-- RECORDS PROVIDED --

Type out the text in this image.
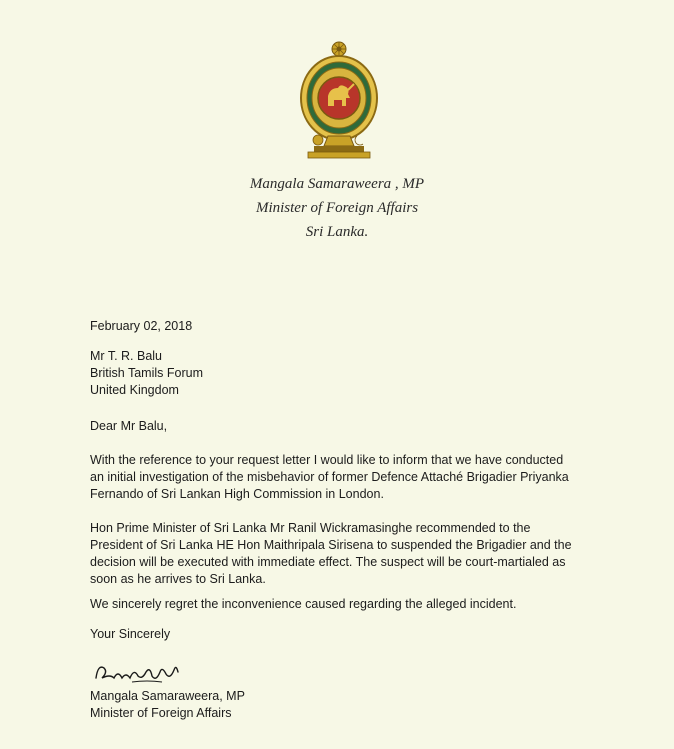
Mangala Samaraweera , MP
Minister of Foreign Affairs
Sri Lanka.
February 02, 2018
Mr T. R. Balu
British Tamils Forum
United Kingdom
Dear Mr Balu,
With the reference to your request letter I would like to inform that we have conducted
an initial investigation of the misbehavior of former Defence Attaché Brigadier Priyanka
Fernando of Sri Lankan High Commission in London.
Hon Prime Minister of Sri Lanka Mr Ranil Wickramasinghe recommended to the
President of Sri Lanka HE Hon Maithripala Sirisena to suspended the Brigadier and the
decision will be executed with immediate effect. The suspect will be court-martialed as
soon as he arrives to Sri Lanka.
We sincerely regret the inconvenience caused regarding the alleged incident.
Your Sincerely
Mangala Samaraweera, MP
Minister of Foreign Affairs
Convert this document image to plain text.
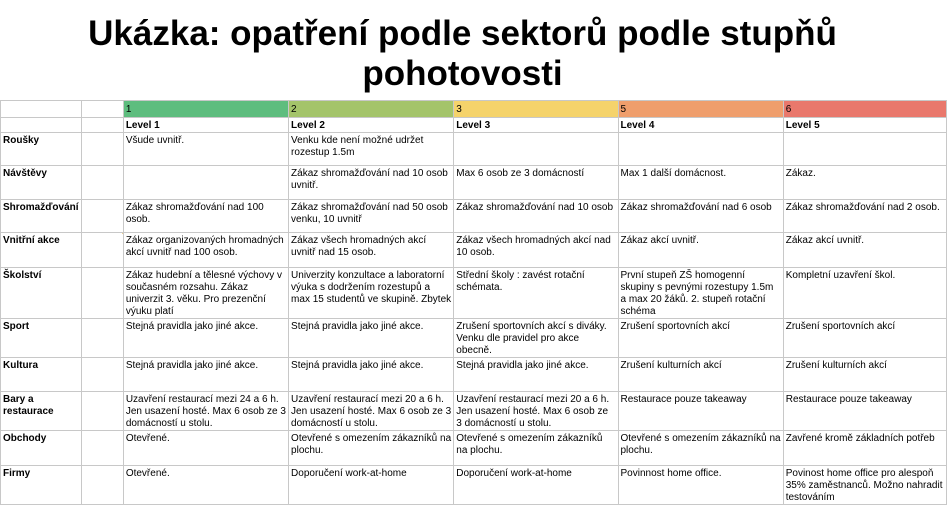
Ukázka: opatření podle sektorů podle stupňů
pohotovosti
		1	2	3	5	6
		Level 1	Level 2	Level 3	Level 4	Level 5
Roušky		Všude uvnitř.	Venku kde není možné udržet rozestup 1.5m			
Návštěvy			Zákaz shromažďování nad 10 osob uvnitř.	Max 6 osob ze 3 domácností	Max 1 další domácnost.	Zákaz.
Shromažďování		Zákaz shromažďování nad 100 osob.	Zákaz shromažďování nad 50 osob venku, 10 uvnitř	Zákaz shromažďování nad 10 osob	Zákaz shromažďování nad 6 osob	Zákaz shromažďování nad 2 osob.
Vnitřní akce		Zákaz organizovaných hromadných akcí uvnitř nad 100 osob.	Zákaz všech hromadných akcí uvnitř nad 15 osob.	Zákaz všech hromadných akcí nad 10 osob.	Zákaz akcí uvnitř.	Zákaz akcí uvnitř.
Školství		Zákaz hudební a tělesné výchovy v současném rozsahu. Zákaz univerzit 3. věku. Pro prezenční výuku platí	Univerzity konzultace a laboratorní výuka s dodržením rozestupů a max 15 studentů ve skupině. Zbytek	Střední školy : zavést rotační schémata.	První stupeň ZŠ homogenní skupiny s pevnými rozestupy 1.5m a max 20 žáků. 2. stupeň rotační schéma	Kompletní uzavření škol.
Sport		Stejná pravidla jako jiné akce.	Stejná pravidla jako jiné akce.	Zrušení sportovních akcí s diváky. Venku dle pravidel pro akce obecně.	Zrušení sportovních akcí	Zrušení sportovních akcí
Kultura		Stejná pravidla jako jiné akce.	Stejná pravidla jako jiné akce.	Stejná pravidla jako jiné akce.	Zrušení kulturních akcí	Zrušení kulturních akcí
Bary a restaurace		Uzavření restaurací mezi 24 a 6 h. Jen usazení hosté. Max 6 osob ze 3 domácností u stolu.	Uzavření restaurací mezi 20 a 6 h. Jen usazení hosté. Max 6 osob ze 3 domácností u stolu.	Uzavření restaurací mezi 20 a 6 h. Jen usazení hosté. Max 6 osob ze 3 domácností u stolu.	Restaurace pouze takeaway	Restaurace pouze takeaway
Obchody		Otevřené.	Otevřené s omezením zákazníků na plochu.	Otevřené s omezením zákazníků na plochu.	Otevřené s omezením zákazníků na plochu.	Zavřené kromě základních potřeb
Firmy		Otevřené.	Doporučení work-at-home	Doporučení work-at-home	Povinnost home office.	Povinost home office pro alespoň 35% zaměstnanců. Možno nahradit testováním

-- TASK OBJECTIVE --
Copy every line above in which the string "text" shows up.

-- EXERCISE SOLUTION --
Type out the text in this image.
Convert this document image to plain text.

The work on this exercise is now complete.